> Quoted text:

■ ■ ■ ■

By Michael Kugelman | June 13, 2019

Indian Prime Minister Narendra Modi gestures during a rally in Ahmedabad on May 26, 2019.
After a resounding election victory for India’s Bharatiya Janata Party (BJP), Narendra Modi has been sworn in as India’s prime minister amid considerable global concern about his hard-line nationalist politics.

Mod’is ascension to the prime ministership the first time, back in 2014, also provoked anxiety around the world—but now, he faces less international opprobrium than he did then, when many globally considered him a pariah.

Modi’s association with the 2002 communal riots in the Indian state of Gujarat, where he was chief minister at the time, sullied his image overseas. After the riots, which killed more than 1,000 people, mostly Muslims, Washington denied him a visa. The United Kingdom imposed a diplomatic ban that lasted 10 years. Just a year before the 2014 election, the University of Pennsylvania canceled a keynote address he was to make via video conference. Revered by supporters at home for his savvy leadership and economic success stories in Gujarat, he was reviled by many abroad as a bigot.

■ ■ ■ ■

> Record extracts:
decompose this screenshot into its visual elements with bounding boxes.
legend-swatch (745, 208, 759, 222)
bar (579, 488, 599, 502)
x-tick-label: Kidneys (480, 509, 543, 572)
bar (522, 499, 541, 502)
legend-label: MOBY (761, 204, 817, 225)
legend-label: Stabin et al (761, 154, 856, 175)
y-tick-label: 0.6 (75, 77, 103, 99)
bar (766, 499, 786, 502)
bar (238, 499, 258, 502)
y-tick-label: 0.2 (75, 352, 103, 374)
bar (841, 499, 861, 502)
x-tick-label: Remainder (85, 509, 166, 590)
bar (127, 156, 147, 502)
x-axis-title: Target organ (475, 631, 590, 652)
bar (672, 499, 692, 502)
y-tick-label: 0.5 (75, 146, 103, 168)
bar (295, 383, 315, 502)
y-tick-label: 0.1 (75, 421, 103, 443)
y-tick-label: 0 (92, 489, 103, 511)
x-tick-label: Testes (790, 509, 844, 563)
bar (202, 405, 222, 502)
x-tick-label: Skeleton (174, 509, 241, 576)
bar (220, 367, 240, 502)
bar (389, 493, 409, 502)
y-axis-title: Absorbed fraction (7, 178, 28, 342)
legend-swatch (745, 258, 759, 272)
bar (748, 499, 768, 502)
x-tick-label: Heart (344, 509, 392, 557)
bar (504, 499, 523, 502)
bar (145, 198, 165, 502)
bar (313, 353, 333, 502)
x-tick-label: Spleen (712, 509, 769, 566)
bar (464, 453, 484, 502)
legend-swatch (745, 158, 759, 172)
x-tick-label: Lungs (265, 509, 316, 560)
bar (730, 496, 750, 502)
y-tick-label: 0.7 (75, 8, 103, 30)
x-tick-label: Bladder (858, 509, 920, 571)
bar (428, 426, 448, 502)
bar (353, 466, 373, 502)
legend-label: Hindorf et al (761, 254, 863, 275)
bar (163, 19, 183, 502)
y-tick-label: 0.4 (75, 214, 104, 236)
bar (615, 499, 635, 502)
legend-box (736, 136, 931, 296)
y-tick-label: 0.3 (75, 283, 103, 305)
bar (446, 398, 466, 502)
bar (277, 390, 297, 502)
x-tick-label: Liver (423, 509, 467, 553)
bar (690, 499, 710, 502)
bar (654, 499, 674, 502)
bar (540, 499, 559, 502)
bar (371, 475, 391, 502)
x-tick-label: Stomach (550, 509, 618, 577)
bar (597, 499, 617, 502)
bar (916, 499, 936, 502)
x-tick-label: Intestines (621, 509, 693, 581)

■ ■ ■ ■

> Aim 1: Which actions taken outside India against Modi does the article on Modi's return to office list?
> Aim 2: Do these statements agree with the article on Modi's return to office? (a) The 2002 riots in Gujarat killed more than 1,000 people. (b) The United Kingdom's diplomatic ban on Modi lasted five years. (c) Modi was chief minister of Gujarat when the 2002 riots took place.
> Aim 3: In which city was Modi at a rally on May 26, 2019, according to the article on Modi's return to office?

> Expected output 1:
- Washington denied him a visa.
- The United Kingdom imposed a diplomatic ban that lasted 10 years.
- The University of Pennsylvania canceled a keynote address he was to make via video conference.

> Expected output 2:
(a) Yes: "which killed more than 1,000 people, mostly Muslims"
(b) No: "The United Kingdom imposed a diplomatic ban that lasted 10 years."
(c) Yes: "where he was chief minister at the time"

> Expected output 3: Ahmedabad